THE REQUEST:
Could you print every record below exactly as it appears?

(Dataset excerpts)

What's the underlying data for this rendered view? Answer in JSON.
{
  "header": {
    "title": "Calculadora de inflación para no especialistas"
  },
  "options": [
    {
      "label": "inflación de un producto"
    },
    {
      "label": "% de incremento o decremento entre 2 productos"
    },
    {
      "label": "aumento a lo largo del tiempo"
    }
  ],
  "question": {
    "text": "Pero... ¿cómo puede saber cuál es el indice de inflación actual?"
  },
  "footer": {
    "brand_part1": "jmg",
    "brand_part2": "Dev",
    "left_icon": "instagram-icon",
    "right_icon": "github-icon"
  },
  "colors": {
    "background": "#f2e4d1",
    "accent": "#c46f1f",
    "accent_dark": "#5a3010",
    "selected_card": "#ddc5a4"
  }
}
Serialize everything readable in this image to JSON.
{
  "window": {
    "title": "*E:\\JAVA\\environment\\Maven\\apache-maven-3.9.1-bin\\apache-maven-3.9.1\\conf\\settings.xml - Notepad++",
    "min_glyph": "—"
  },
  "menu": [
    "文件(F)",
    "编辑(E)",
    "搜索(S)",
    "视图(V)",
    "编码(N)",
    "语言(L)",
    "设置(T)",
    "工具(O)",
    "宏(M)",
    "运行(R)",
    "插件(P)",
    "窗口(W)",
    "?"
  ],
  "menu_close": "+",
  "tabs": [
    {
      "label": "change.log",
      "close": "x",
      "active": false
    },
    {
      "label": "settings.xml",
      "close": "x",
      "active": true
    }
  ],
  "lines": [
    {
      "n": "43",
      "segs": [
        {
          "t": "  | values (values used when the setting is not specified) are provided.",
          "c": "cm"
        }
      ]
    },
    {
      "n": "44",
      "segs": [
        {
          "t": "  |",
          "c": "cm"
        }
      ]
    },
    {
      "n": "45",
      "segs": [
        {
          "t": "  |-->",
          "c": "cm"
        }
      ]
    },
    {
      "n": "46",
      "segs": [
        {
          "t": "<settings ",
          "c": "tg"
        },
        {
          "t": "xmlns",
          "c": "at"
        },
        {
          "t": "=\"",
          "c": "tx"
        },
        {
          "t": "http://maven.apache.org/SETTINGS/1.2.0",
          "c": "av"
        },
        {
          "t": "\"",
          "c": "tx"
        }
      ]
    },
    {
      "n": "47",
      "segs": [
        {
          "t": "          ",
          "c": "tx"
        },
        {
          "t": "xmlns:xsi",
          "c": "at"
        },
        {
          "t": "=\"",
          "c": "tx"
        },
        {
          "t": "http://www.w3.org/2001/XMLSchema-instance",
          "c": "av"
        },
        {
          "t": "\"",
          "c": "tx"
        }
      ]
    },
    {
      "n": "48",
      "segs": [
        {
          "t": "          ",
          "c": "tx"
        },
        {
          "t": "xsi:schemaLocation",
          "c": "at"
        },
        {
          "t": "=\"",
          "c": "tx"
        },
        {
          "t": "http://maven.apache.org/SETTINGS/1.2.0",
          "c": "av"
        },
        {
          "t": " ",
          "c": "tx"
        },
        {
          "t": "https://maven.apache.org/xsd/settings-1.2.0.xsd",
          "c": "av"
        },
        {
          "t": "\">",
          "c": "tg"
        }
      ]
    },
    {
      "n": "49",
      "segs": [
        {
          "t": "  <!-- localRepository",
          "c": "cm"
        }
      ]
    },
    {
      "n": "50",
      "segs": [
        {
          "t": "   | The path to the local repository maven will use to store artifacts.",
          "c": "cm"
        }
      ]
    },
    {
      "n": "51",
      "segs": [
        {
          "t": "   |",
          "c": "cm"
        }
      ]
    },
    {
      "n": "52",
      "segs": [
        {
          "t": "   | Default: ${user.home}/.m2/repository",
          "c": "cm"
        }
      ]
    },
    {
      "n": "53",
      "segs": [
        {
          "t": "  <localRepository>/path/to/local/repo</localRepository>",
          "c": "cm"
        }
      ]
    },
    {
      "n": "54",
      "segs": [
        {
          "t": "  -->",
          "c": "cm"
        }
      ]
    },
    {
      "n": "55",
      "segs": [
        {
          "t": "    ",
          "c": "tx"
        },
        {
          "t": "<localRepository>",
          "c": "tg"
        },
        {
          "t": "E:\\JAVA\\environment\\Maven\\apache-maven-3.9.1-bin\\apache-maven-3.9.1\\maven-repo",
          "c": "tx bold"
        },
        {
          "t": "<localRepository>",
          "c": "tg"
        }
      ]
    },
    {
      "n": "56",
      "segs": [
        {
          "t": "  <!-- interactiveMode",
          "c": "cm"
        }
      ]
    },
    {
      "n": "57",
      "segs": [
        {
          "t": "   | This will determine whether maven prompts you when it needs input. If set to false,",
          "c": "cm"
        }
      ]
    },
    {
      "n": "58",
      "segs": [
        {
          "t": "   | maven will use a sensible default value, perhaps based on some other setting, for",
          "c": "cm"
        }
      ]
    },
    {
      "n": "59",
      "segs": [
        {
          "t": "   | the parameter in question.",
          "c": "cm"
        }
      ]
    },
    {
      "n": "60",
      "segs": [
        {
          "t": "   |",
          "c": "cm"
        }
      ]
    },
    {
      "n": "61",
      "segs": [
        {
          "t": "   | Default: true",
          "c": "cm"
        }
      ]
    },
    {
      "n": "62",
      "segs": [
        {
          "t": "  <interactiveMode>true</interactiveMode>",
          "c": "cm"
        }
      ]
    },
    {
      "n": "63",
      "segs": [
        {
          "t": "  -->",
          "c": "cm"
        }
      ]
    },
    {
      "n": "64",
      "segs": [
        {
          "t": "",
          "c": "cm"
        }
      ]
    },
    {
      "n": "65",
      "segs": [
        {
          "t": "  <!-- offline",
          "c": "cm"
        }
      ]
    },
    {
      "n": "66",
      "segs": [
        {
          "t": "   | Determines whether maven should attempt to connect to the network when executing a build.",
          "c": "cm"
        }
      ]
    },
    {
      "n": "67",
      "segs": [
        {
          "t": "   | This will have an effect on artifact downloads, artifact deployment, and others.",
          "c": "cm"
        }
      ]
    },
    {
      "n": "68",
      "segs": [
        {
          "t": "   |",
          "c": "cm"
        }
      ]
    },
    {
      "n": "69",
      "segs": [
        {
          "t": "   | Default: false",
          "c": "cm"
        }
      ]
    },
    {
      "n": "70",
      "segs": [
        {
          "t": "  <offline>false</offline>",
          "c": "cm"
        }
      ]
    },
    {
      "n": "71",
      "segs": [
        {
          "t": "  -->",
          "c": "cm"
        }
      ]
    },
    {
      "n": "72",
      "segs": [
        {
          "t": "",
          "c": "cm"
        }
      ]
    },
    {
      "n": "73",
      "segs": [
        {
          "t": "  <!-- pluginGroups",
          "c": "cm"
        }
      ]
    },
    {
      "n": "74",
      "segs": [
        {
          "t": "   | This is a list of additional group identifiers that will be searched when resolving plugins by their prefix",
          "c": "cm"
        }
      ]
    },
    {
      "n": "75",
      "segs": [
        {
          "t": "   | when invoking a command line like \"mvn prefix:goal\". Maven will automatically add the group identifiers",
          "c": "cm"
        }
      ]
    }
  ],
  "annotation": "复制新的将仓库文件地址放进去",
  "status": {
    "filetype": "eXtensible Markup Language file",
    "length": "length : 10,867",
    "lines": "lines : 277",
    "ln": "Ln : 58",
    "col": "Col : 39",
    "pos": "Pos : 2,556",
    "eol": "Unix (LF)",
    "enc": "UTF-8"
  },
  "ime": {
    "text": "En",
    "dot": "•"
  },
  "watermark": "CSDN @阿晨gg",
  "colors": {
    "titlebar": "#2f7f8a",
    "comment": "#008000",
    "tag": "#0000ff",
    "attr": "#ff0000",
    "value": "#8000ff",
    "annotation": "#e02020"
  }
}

SOLVED PROBLEM:
What's the underlying data for this rendered view? Answer in JSON.
{
  "header": {
    "title": "Calculadora de inflación para no especialistas"
  },
  "options": [
    {
      "label": "inflación de un producto"
    },
    {
      "label": "% de incremento o decremento entre 2 productos"
    },
    {
      "label": "aumento a lo largo del tiempo"
    }
  ],
  "question": {
    "text": "Pero... ¿cómo puede saber cuál es el indice de inflación actual?"
  },
  "footer": {
    "brand_part1": "jmg",
    "brand_part2": "Dev",
    "left_icon": "instagram-icon",
    "right_icon": "github-icon"
  },
  "colors": {
    "background": "#f2e4d1",
    "accent": "#c46f1f",
    "accent_dark": "#5a3010",
    "selected_card": "#ddc5a4"
  }
}
Serialize everything readable in this image to JSON.
{
  "window": {
    "title": "*E:\\JAVA\\environment\\Maven\\apache-maven-3.9.1-bin\\apache-maven-3.9.1\\conf\\settings.xml - Notepad++",
    "min_glyph": "—"
  },
  "menu": [
    "文件(F)",
    "编辑(E)",
    "搜索(S)",
    "视图(V)",
    "编码(N)",
    "语言(L)",
    "设置(T)",
    "工具(O)",
    "宏(M)",
    "运行(R)",
    "插件(P)",
    "窗口(W)",
    "?"
  ],
  "menu_close": "+",
  "tabs": [
    {
      "label": "change.log",
      "close": "x",
      "active": false
    },
    {
      "label": "settings.xml",
      "close": "x",
      "active": true
    }
  ],
  "lines": [
    {
      "n": "43",
      "segs": [
        {
          "t": "  | values (values used when the setting is not specified) are provided.",
          "c": "cm"
        }
      ]
    },
    {
      "n": "44",
      "segs": [
        {
          "t": "  |",
          "c": "cm"
        }
      ]
    },
    {
      "n": "45",
      "segs": [
        {
          "t": "  |-->",
          "c": "cm"
        }
      ]
    },
    {
      "n": "46",
      "segs": [
        {
          "t": "<settings ",
          "c": "tg"
        },
        {
          "t": "xmlns",
          "c": "at"
        },
        {
          "t": "=\"",
          "c": "tx"
        },
        {
          "t": "http://maven.apache.org/SETTINGS/1.2.0",
          "c": "av"
        },
        {
          "t": "\"",
          "c": "tx"
        }
      ]
    },
    {
      "n": "47",
      "segs": [
        {
          "t": "          ",
          "c": "tx"
        },
        {
          "t": "xmlns:xsi",
          "c": "at"
        },
        {
          "t": "=\"",
          "c": "tx"
        },
        {
          "t": "http://www.w3.org/2001/XMLSchema-instance",
          "c": "av"
        },
        {
          "t": "\"",
          "c": "tx"
        }
      ]
    },
    {
      "n": "48",
      "segs": [
        {
          "t": "          ",
          "c": "tx"
        },
        {
          "t": "xsi:schemaLocation",
          "c": "at"
        },
        {
          "t": "=\"",
          "c": "tx"
        },
        {
          "t": "http://maven.apache.org/SETTINGS/1.2.0",
          "c": "av"
        },
        {
          "t": " ",
          "c": "tx"
        },
        {
          "t": "https://maven.apache.org/xsd/settings-1.2.0.xsd",
          "c": "av"
        },
        {
          "t": "\">",
          "c": "tg"
        }
      ]
    },
    {
      "n": "49",
      "segs": [
        {
          "t": "  <!-- localRepository",
          "c": "cm"
        }
      ]
    },
    {
      "n": "50",
      "segs": [
        {
          "t": "   | The path to the local repository maven will use to store artifacts.",
          "c": "cm"
        }
      ]
    },
    {
      "n": "51",
      "segs": [
        {
          "t": "   |",
          "c": "cm"
        }
      ]
    },
    {
      "n": "52",
      "segs": [
        {
          "t": "   | Default: ${user.home}/.m2/repository",
          "c": "cm"
        }
      ]
    },
    {
      "n": "53",
      "segs": [
        {
          "t": "  <localRepository>/path/to/local/repo</localRepository>",
          "c": "cm"
        }
      ]
    },
    {
      "n": "54",
      "segs": [
        {
          "t": "  -->",
          "c": "cm"
        }
      ]
    },
    {
      "n": "55",
      "segs": [
        {
          "t": "    ",
          "c": "tx"
        },
        {
          "t": "<localRepository>",
          "c": "tg"
        },
        {
          "t": "E:\\JAVA\\environment\\Maven\\apache-maven-3.9.1-bin\\apache-maven-3.9.1\\maven-repo",
          "c": "tx bold"
        },
        {
          "t": "<localRepository>",
          "c": "tg"
        }
      ]
    },
    {
      "n": "56",
      "segs": [
        {
          "t": "  <!-- interactiveMode",
          "c": "cm"
        }
      ]
    },
    {
      "n": "57",
      "segs": [
        {
          "t": "   | This will determine whether maven prompts you when it needs input. If set to false,",
          "c": "cm"
        }
      ]
    },
    {
      "n": "58",
      "segs": [
        {
          "t": "   | maven will use a sensible default value, perhaps based on some other setting, for",
          "c": "cm"
        }
      ]
    },
    {
      "n": "59",
      "segs": [
        {
          "t": "   | the parameter in question.",
          "c": "cm"
        }
      ]
    },
    {
      "n": "60",
      "segs": [
        {
          "t": "   |",
          "c": "cm"
        }
      ]
    },
    {
      "n": "61",
      "segs": [
        {
          "t": "   | Default: true",
          "c": "cm"
        }
      ]
    },
    {
      "n": "62",
      "segs": [
        {
          "t": "  <interactiveMode>true</interactiveMode>",
          "c": "cm"
        }
      ]
    },
    {
      "n": "63",
      "segs": [
        {
          "t": "  -->",
          "c": "cm"
        }
      ]
    },
    {
      "n": "64",
      "segs": [
        {
          "t": "",
          "c": "cm"
        }
      ]
    },
    {
      "n": "65",
      "segs": [
        {
          "t": "  <!-- offline",
          "c": "cm"
        }
      ]
    },
    {
      "n": "66",
      "segs": [
        {
          "t": "   | Determines whether maven should attempt to connect to the network when executing a build.",
          "c": "cm"
        }
      ]
    },
    {
      "n": "67",
      "segs": [
        {
          "t": "   | This will have an effect on artifact downloads, artifact deployment, and others.",
          "c": "cm"
        }
      ]
    },
    {
      "n": "68",
      "segs": [
        {
          "t": "   |",
          "c": "cm"
        }
      ]
    },
    {
      "n": "69",
      "segs": [
        {
          "t": "   | Default: false",
          "c": "cm"
        }
      ]
    },
    {
      "n": "70",
      "segs": [
        {
          "t": "  <offline>false</offline>",
          "c": "cm"
        }
      ]
    },
    {
      "n": "71",
      "segs": [
        {
          "t": "  -->",
          "c": "cm"
        }
      ]
    },
    {
      "n": "72",
      "segs": [
        {
          "t": "",
          "c": "cm"
        }
      ]
    },
    {
      "n": "73",
      "segs": [
        {
          "t": "  <!-- pluginGroups",
          "c": "cm"
        }
      ]
    },
    {
      "n": "74",
      "segs": [
        {
          "t": "   | This is a list of additional group identifiers that will be searched when resolving plugins by their prefix",
          "c": "cm"
        }
      ]
    },
    {
      "n": "75",
      "segs": [
        {
          "t": "   | when invoking a command line like \"mvn prefix:goal\". Maven will automatically add the group identifiers",
          "c": "cm"
        }
      ]
    }
  ],
  "annotation": "复制新的将仓库文件地址放进去",
  "status": {
    "filetype": "eXtensible Markup Language file",
    "length": "length : 10,867",
    "lines": "lines : 277",
    "ln": "Ln : 58",
    "col": "Col : 39",
    "pos": "Pos : 2,556",
    "eol": "Unix (LF)",
    "enc": "UTF-8"
  },
  "ime": {
    "text": "En",
    "dot": "•"
  },
  "watermark": "CSDN @阿晨gg",
  "colors": {
    "titlebar": "#2f7f8a",
    "comment": "#008000",
    "tag": "#0000ff",
    "attr": "#ff0000",
    "value": "#8000ff",
    "annotation": "#e02020"
  }
}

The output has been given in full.